## start DATA PROVIDED

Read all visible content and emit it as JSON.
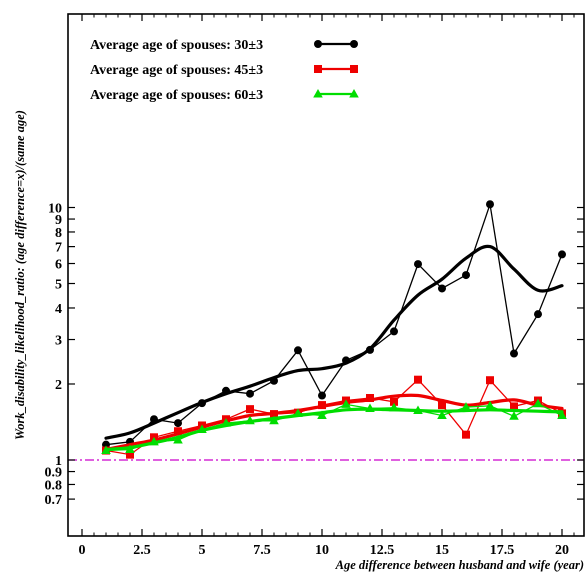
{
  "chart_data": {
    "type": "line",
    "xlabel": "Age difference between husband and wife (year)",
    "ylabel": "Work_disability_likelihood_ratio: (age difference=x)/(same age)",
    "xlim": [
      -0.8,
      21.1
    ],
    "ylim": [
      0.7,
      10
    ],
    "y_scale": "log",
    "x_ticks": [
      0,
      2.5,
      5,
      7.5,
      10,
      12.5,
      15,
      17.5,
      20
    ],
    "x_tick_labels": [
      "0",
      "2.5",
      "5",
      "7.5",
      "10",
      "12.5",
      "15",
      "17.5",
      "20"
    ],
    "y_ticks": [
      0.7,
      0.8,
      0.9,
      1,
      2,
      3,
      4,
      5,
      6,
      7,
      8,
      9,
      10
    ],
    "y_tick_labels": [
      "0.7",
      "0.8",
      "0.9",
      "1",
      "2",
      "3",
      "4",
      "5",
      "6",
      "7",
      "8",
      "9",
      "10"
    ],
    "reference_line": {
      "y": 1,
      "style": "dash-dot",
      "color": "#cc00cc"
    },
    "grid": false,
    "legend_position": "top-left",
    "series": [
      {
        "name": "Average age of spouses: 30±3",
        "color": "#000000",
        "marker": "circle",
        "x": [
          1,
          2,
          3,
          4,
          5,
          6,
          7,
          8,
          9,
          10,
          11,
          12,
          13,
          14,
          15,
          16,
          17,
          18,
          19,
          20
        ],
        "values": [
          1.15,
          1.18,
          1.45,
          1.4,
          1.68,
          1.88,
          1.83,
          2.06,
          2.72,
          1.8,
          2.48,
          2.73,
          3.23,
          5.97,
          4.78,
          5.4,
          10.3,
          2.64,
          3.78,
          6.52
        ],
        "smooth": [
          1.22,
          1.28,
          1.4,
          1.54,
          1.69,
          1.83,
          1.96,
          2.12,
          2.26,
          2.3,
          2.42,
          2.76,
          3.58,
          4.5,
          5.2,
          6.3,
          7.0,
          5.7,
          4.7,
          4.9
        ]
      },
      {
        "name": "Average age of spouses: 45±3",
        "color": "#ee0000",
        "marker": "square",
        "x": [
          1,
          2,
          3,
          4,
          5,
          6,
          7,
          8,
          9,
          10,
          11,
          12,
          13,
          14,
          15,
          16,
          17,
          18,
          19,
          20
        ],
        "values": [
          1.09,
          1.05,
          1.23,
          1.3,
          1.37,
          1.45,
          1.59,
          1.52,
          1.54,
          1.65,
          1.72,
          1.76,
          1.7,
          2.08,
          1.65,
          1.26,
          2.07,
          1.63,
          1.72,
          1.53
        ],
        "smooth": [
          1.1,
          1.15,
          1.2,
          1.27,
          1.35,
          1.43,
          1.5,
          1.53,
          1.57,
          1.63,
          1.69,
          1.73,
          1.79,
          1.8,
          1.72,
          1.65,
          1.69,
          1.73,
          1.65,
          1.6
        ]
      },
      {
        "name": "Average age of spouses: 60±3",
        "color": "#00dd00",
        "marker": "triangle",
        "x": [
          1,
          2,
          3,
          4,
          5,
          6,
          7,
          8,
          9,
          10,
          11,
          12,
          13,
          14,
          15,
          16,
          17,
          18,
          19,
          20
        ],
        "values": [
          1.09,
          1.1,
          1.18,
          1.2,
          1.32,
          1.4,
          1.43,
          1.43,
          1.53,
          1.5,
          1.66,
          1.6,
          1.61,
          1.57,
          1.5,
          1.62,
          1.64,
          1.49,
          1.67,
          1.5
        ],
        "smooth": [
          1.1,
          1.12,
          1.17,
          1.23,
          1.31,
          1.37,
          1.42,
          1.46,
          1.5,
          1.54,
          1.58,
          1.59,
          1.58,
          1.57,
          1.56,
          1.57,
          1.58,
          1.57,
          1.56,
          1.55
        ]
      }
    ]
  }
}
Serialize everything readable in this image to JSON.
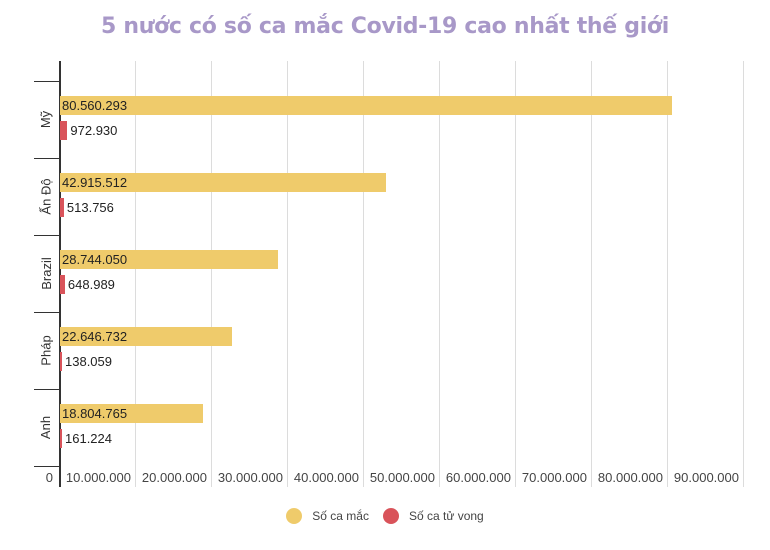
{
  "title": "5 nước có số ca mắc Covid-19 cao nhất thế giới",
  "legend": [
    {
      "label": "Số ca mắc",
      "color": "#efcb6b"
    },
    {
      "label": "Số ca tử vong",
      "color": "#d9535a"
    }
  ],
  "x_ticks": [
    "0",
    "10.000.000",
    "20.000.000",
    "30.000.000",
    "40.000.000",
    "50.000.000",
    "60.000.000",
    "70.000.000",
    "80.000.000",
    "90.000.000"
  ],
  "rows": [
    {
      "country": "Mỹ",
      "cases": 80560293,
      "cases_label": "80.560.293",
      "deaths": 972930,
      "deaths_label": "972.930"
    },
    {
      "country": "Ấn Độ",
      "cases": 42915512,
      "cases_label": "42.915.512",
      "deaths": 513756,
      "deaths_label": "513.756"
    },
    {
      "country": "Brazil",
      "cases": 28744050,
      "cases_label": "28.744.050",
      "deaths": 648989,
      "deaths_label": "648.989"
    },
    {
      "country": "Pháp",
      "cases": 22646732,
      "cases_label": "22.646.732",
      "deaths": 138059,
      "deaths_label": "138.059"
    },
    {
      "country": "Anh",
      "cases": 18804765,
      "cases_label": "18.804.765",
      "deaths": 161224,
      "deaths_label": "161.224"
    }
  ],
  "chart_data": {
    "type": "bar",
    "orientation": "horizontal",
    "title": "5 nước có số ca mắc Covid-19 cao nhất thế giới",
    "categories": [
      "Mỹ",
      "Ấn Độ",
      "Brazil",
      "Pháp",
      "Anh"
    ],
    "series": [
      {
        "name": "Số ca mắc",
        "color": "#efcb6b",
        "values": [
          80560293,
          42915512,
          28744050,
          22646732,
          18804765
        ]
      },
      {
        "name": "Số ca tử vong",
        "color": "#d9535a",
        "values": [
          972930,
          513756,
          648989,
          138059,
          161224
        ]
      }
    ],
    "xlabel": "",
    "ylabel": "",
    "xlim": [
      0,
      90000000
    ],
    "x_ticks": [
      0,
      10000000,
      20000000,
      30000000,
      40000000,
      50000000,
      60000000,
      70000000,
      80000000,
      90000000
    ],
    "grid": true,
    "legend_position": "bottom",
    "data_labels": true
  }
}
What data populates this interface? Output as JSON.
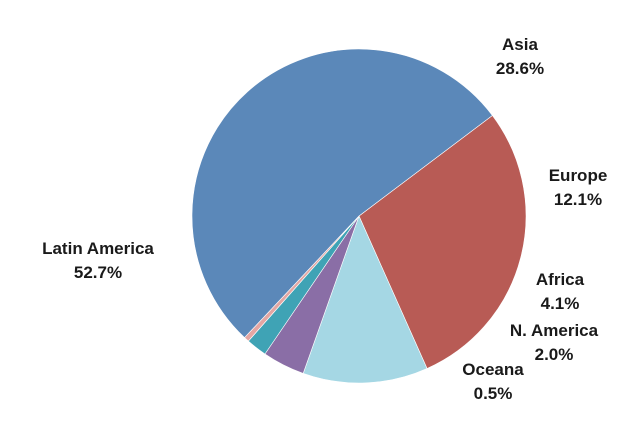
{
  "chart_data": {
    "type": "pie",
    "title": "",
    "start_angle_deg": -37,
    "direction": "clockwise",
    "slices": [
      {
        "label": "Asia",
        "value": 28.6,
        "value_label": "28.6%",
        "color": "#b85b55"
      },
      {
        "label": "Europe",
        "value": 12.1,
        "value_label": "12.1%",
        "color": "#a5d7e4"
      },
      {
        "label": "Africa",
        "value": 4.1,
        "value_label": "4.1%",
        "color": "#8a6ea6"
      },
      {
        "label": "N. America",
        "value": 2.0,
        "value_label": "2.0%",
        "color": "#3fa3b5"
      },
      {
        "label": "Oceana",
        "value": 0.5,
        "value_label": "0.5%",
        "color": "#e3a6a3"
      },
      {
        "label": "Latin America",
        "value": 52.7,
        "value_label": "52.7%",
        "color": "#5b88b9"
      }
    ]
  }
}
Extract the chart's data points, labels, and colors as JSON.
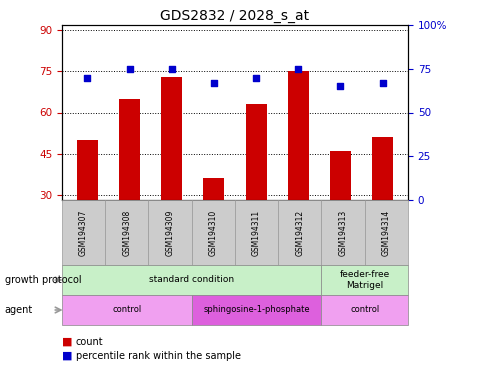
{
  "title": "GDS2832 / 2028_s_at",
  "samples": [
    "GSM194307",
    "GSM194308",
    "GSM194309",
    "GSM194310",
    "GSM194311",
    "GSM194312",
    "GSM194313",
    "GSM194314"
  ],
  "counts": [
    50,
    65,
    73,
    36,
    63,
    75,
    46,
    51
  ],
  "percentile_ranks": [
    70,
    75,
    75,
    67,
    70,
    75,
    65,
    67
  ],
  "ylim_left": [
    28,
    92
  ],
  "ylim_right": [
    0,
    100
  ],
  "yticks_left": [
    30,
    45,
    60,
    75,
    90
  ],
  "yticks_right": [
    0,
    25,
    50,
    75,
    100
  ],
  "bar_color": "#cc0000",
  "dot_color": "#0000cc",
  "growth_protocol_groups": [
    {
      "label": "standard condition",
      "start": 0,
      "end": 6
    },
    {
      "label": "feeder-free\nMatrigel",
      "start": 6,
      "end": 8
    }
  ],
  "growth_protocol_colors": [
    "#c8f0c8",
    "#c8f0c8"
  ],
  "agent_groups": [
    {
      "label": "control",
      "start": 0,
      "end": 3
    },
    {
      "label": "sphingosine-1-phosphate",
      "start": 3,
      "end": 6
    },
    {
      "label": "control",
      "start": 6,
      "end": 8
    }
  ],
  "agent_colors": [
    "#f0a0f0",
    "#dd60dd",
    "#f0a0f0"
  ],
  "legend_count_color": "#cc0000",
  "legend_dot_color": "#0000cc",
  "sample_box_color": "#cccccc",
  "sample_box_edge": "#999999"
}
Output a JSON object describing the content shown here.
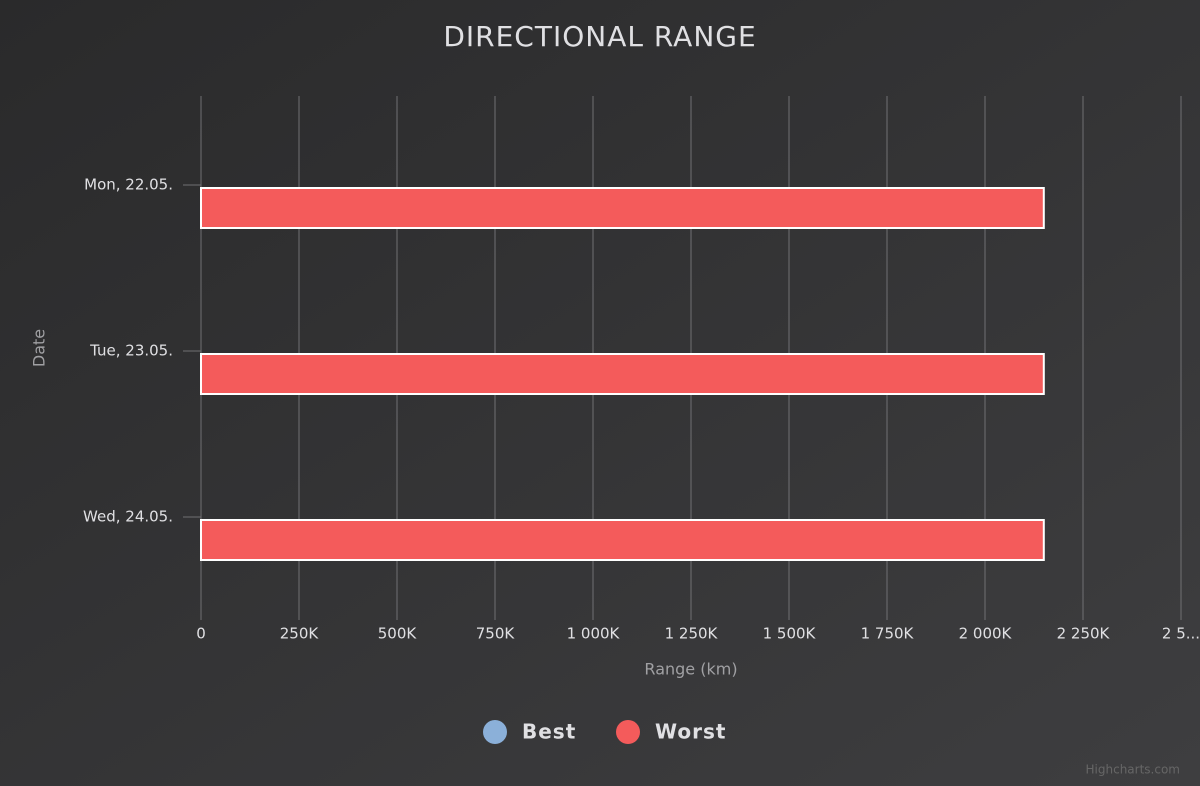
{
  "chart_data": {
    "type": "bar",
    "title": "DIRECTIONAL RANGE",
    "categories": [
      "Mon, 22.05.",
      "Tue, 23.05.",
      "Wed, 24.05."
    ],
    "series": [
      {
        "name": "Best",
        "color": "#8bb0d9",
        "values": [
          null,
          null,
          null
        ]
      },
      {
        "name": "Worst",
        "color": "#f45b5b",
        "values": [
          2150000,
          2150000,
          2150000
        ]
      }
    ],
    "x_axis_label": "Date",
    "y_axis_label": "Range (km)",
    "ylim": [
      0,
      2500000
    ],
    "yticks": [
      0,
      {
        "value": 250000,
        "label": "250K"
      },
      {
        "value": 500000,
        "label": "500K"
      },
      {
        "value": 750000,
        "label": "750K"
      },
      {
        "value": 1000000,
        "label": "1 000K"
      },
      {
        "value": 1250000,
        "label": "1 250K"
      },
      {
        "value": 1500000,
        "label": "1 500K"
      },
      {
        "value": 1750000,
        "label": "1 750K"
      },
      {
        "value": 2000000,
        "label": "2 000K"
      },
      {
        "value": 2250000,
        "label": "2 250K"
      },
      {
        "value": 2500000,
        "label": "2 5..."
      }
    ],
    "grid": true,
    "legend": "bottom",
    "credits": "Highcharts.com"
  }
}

## end DATA PROVIDED

» TASK PROMPT:
Track down all lines above with the string "America" and copy them.

» ANSWER TO THE TASK:
        "label": "N. America",
        "label": "Latin America",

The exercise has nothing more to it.